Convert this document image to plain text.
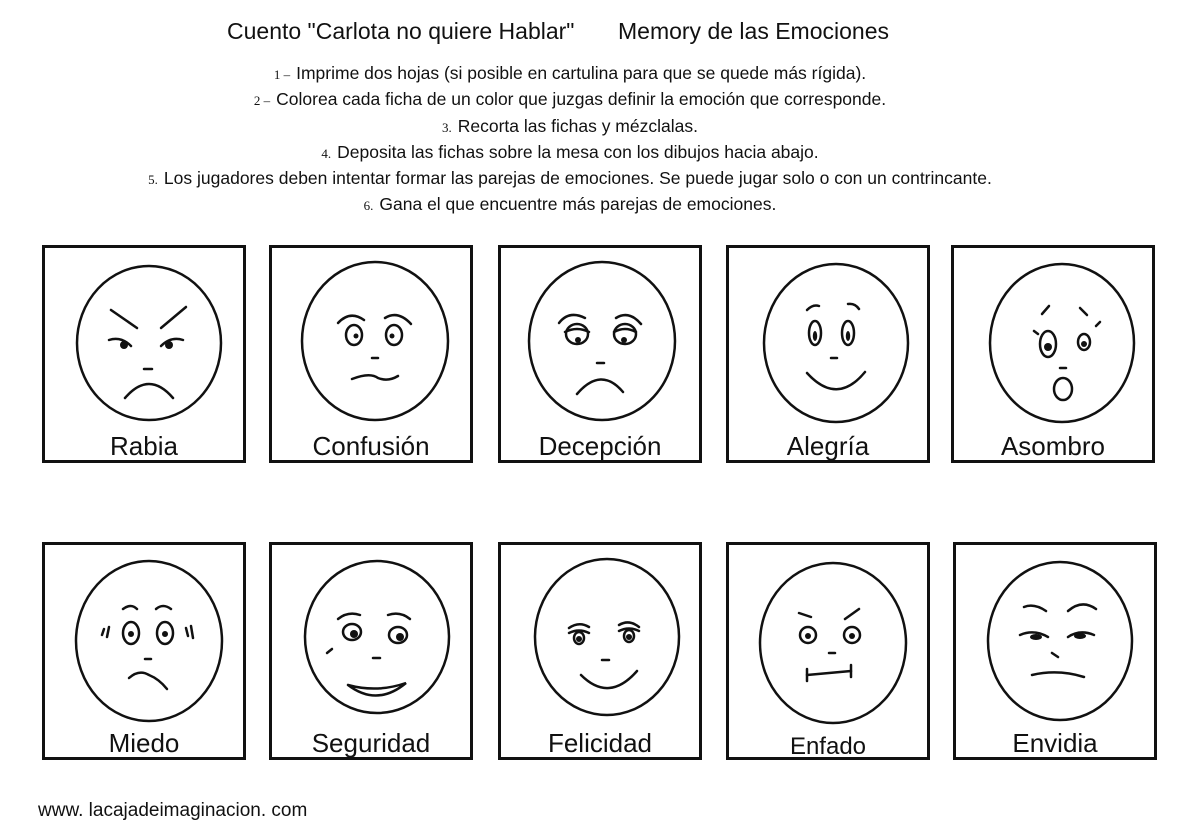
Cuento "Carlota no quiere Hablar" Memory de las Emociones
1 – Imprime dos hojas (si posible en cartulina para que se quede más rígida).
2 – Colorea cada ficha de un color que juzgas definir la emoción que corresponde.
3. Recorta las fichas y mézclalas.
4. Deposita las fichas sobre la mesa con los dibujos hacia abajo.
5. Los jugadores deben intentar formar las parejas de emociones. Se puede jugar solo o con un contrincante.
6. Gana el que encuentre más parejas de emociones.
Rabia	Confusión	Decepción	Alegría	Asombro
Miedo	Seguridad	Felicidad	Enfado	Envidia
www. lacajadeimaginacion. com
---
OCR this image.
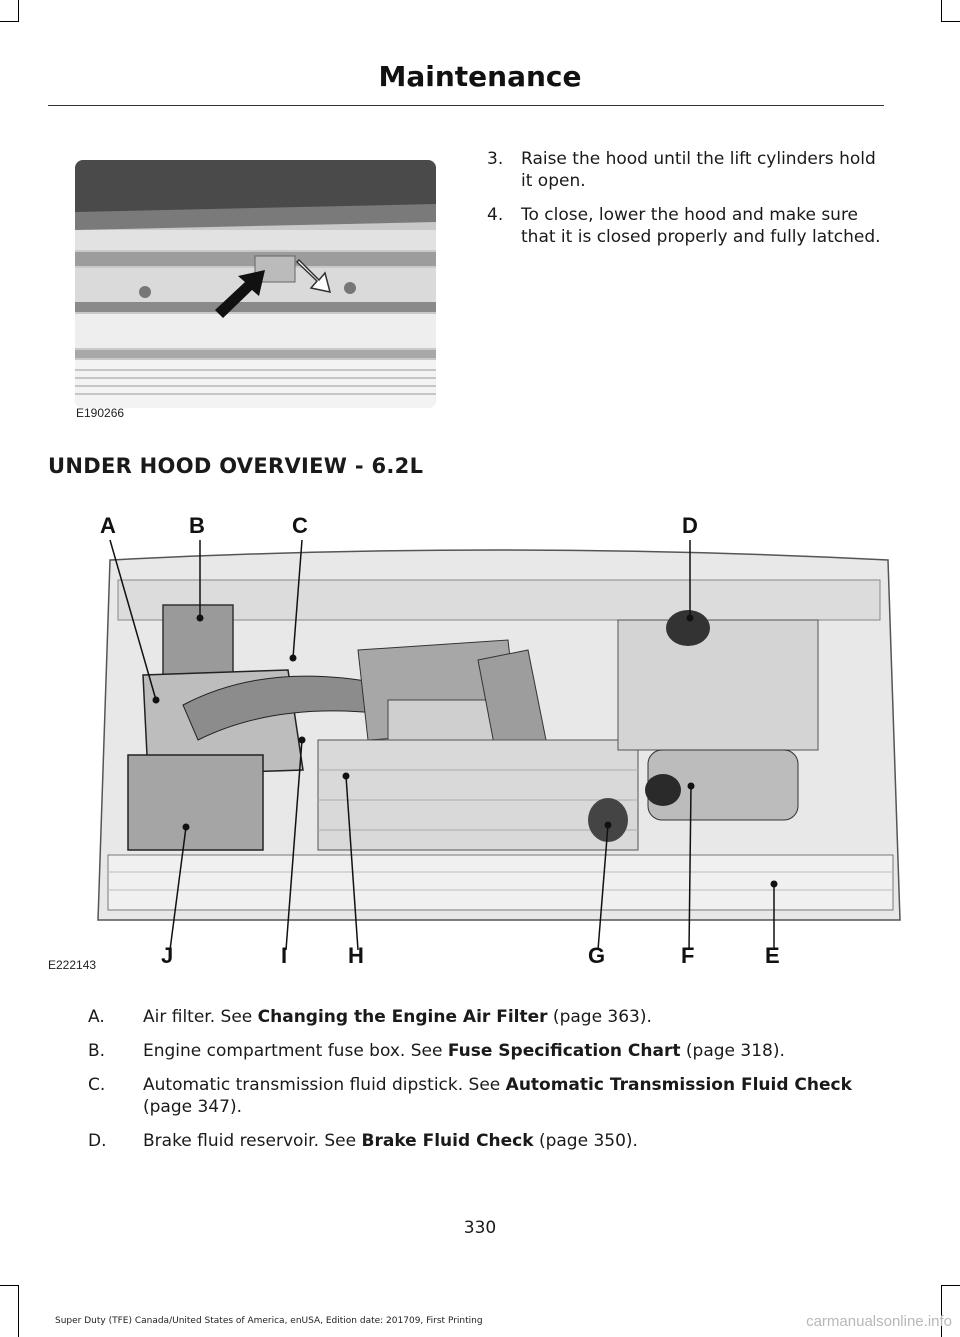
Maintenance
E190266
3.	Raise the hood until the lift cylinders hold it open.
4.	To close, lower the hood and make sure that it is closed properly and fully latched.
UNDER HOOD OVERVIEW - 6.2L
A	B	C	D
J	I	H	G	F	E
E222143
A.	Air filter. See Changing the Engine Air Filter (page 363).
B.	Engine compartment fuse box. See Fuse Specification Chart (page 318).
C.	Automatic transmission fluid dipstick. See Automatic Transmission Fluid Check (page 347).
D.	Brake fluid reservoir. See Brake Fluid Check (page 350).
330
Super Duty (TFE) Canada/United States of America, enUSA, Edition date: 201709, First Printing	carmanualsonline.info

## SET TASK:
State how many lines of the listing include "Fluid", and nothing more.

## FINISHED TASK:
2